- THE TASK -
Identify every line in the records below that contains the word "Samsung", and copy each of those lines.

Stored data:
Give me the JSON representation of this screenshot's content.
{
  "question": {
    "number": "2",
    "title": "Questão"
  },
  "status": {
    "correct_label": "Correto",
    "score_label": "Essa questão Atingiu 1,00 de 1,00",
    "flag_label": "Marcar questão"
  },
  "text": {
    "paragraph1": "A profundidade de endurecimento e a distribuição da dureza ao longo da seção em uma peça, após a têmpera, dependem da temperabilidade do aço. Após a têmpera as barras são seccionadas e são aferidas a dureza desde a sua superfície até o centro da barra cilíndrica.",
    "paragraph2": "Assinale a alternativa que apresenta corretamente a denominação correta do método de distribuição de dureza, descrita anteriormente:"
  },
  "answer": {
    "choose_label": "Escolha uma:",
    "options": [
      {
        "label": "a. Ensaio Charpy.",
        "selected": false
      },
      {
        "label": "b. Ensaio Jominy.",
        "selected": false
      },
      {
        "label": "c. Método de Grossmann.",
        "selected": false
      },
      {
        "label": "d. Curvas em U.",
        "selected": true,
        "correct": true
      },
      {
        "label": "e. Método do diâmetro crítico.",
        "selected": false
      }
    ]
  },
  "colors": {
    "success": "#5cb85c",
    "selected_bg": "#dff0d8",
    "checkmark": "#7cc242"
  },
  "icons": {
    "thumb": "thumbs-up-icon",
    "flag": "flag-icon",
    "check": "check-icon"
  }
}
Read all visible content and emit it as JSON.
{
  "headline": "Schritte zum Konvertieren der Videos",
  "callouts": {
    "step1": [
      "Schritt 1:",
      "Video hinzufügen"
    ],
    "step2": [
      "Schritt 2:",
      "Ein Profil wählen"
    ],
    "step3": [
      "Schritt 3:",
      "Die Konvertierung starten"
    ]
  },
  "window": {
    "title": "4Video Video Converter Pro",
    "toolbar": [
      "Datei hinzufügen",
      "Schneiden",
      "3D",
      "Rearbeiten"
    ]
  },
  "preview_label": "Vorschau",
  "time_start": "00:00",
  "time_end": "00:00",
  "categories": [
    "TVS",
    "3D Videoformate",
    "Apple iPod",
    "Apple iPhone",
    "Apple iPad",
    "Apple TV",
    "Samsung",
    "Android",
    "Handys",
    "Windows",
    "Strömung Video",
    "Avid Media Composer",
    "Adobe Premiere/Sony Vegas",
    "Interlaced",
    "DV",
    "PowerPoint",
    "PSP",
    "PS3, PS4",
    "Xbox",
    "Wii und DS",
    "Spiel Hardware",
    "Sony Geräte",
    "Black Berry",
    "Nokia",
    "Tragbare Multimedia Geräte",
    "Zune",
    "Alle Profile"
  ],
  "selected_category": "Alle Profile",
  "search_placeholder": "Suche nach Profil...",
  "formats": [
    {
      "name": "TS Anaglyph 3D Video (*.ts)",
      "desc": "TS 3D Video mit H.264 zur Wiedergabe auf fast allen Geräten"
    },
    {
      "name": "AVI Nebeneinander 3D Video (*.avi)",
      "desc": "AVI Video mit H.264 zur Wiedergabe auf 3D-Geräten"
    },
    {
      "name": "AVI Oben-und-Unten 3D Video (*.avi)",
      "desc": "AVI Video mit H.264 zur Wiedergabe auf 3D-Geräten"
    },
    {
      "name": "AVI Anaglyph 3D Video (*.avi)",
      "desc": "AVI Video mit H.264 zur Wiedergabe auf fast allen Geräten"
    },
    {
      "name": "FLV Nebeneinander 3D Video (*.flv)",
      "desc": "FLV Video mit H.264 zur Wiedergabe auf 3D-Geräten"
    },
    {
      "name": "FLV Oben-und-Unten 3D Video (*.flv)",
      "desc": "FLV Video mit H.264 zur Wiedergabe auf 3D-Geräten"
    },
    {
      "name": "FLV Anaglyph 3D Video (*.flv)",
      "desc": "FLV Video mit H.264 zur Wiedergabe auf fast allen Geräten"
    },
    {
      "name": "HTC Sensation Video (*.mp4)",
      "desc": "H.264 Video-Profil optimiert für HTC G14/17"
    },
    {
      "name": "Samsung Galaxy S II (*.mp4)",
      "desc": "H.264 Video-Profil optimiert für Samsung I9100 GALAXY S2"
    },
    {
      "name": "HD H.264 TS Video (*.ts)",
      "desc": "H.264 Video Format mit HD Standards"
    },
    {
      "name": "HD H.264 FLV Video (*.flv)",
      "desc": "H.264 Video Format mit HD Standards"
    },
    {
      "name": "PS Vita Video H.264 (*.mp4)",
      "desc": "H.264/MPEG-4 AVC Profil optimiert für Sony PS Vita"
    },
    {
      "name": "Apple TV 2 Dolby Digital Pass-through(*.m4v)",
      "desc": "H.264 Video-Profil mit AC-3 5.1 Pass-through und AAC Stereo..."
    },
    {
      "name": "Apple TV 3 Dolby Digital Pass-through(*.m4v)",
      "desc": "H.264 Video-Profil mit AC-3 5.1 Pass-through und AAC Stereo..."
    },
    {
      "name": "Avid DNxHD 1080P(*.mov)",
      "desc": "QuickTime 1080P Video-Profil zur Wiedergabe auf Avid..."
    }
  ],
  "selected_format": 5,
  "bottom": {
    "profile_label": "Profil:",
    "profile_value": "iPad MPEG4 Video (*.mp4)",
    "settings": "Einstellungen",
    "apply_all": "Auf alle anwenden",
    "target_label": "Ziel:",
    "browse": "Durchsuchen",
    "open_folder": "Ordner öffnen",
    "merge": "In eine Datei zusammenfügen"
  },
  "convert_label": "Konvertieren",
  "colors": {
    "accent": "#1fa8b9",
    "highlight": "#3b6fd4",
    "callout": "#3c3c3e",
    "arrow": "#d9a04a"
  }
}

- WRITTEN ANSWER -
    "Samsung",
      "name": "Samsung Galaxy S II (*.mp4)",
      "desc": "H.264 Video-Profil optimiert für Samsung I9100 GALAXY S2"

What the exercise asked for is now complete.